**** GIVEN RECORDS

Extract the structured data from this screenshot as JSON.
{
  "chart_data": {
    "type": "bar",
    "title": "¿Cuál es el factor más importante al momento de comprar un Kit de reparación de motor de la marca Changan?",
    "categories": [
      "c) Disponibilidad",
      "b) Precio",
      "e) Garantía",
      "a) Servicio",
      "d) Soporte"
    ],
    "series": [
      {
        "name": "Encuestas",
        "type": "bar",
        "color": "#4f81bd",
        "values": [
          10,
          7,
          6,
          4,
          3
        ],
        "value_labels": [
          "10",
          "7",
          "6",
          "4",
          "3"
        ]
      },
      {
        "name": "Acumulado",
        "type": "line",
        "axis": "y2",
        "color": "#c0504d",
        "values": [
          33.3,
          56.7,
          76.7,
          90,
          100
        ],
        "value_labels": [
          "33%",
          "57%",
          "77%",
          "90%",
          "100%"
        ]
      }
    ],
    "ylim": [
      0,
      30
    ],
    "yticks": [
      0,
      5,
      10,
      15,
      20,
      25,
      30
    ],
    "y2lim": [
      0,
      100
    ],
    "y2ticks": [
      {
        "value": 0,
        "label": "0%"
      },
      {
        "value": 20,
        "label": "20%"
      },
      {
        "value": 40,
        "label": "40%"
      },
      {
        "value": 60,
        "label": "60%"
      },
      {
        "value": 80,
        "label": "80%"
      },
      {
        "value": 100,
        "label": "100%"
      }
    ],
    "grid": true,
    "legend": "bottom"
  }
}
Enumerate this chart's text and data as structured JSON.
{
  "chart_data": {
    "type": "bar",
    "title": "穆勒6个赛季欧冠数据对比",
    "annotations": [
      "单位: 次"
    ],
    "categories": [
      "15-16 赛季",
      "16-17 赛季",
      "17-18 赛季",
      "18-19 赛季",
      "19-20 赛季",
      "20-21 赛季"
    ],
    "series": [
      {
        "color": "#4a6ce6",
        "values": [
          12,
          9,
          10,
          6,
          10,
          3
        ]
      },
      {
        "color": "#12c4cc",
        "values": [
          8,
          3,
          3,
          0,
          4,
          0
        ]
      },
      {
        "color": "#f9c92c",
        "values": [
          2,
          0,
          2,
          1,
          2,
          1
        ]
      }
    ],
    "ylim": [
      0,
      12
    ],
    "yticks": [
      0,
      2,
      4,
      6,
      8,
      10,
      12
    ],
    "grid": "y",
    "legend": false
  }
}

********

The records above must be output exactly, in full.

WRITTEN RESPONSE:
Extract the structured data from this screenshot as JSON.
{
  "chart_data": {
    "type": "bar",
    "title": "¿Cuál es el factor más importante al momento de comprar un Kit de reparación de motor de la marca Changan?",
    "categories": [
      "c) Disponibilidad",
      "b) Precio",
      "e) Garantía",
      "a) Servicio",
      "d) Soporte"
    ],
    "series": [
      {
        "name": "Encuestas",
        "type": "bar",
        "color": "#4f81bd",
        "values": [
          10,
          7,
          6,
          4,
          3
        ],
        "value_labels": [
          "10",
          "7",
          "6",
          "4",
          "3"
        ]
      },
      {
        "name": "Acumulado",
        "type": "line",
        "axis": "y2",
        "color": "#c0504d",
        "values": [
          33.3,
          56.7,
          76.7,
          90,
          100
        ],
        "value_labels": [
          "33%",
          "57%",
          "77%",
          "90%",
          "100%"
        ]
      }
    ],
    "ylim": [
      0,
      30
    ],
    "yticks": [
      0,
      5,
      10,
      15,
      20,
      25,
      30
    ],
    "y2lim": [
      0,
      100
    ],
    "y2ticks": [
      {
        "value": 0,
        "label": "0%"
      },
      {
        "value": 20,
        "label": "20%"
      },
      {
        "value": 40,
        "label": "40%"
      },
      {
        "value": 60,
        "label": "60%"
      },
      {
        "value": 80,
        "label": "80%"
      },
      {
        "value": 100,
        "label": "100%"
      }
    ],
    "grid": true,
    "legend": "bottom"
  }
}
Enumerate this chart's text and data as structured JSON.
{
  "chart_data": {
    "type": "bar",
    "title": "穆勒6个赛季欧冠数据对比",
    "annotations": [
      "单位: 次"
    ],
    "categories": [
      "15-16 赛季",
      "16-17 赛季",
      "17-18 赛季",
      "18-19 赛季",
      "19-20 赛季",
      "20-21 赛季"
    ],
    "series": [
      {
        "color": "#4a6ce6",
        "values": [
          12,
          9,
          10,
          6,
          10,
          3
        ]
      },
      {
        "color": "#12c4cc",
        "values": [
          8,
          3,
          3,
          0,
          4,
          0
        ]
      },
      {
        "color": "#f9c92c",
        "values": [
          2,
          0,
          2,
          1,
          2,
          1
        ]
      }
    ],
    "ylim": [
      0,
      12
    ],
    "yticks": [
      0,
      2,
      4,
      6,
      8,
      10,
      12
    ],
    "grid": "y",
    "legend": false
  }
}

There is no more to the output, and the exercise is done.